Exercise materials:
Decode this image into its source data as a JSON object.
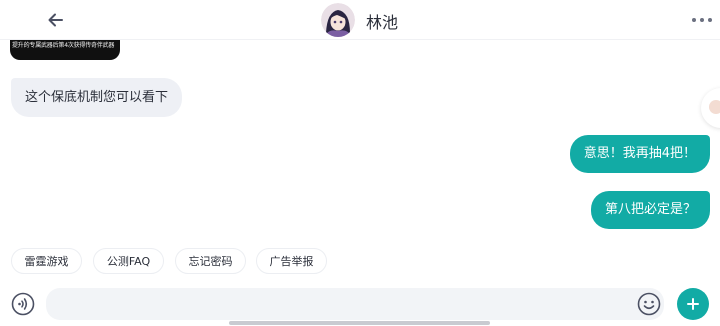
{
  "header": {
    "back_icon": "arrow-left-icon",
    "title": "林池",
    "more_icon": "more-horizontal-icon"
  },
  "messages": [
    {
      "side": "in",
      "type": "image",
      "caption": "提升的专属武器后第4次获得传奇伴武器"
    },
    {
      "side": "in",
      "type": "text",
      "text": "这个保底机制您可以看下"
    },
    {
      "side": "out",
      "type": "text",
      "text": "意思！我再抽4把！"
    },
    {
      "side": "out",
      "type": "text",
      "text": "第八把必定是？"
    }
  ],
  "quick_replies": [
    "雷霆游戏",
    "公测FAQ",
    "忘记密码",
    "广告举报"
  ],
  "input_bar": {
    "voice_icon": "voice-icon",
    "placeholder": "",
    "emoji_icon": "emoji-icon",
    "add_icon": "plus-icon"
  },
  "colors": {
    "accent": "#12aba5",
    "incoming_bubble": "#eef0f5",
    "input_bg": "#f2f4f7"
  }
}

What the task asks: Return every line of the records exactly as given, pictures excluded.

Reply:
Decode this image into its source data as a JSON object.
{
  "header": {
    "back_icon": "arrow-left-icon",
    "title": "林池",
    "more_icon": "more-horizontal-icon"
  },
  "messages": [
    {
      "side": "in",
      "type": "image",
      "caption": "提升的专属武器后第4次获得传奇伴武器"
    },
    {
      "side": "in",
      "type": "text",
      "text": "这个保底机制您可以看下"
    },
    {
      "side": "out",
      "type": "text",
      "text": "意思！我再抽4把！"
    },
    {
      "side": "out",
      "type": "text",
      "text": "第八把必定是？"
    }
  ],
  "quick_replies": [
    "雷霆游戏",
    "公测FAQ",
    "忘记密码",
    "广告举报"
  ],
  "input_bar": {
    "voice_icon": "voice-icon",
    "placeholder": "",
    "emoji_icon": "emoji-icon",
    "add_icon": "plus-icon"
  },
  "colors": {
    "accent": "#12aba5",
    "incoming_bubble": "#eef0f5",
    "input_bg": "#f2f4f7"
  }
}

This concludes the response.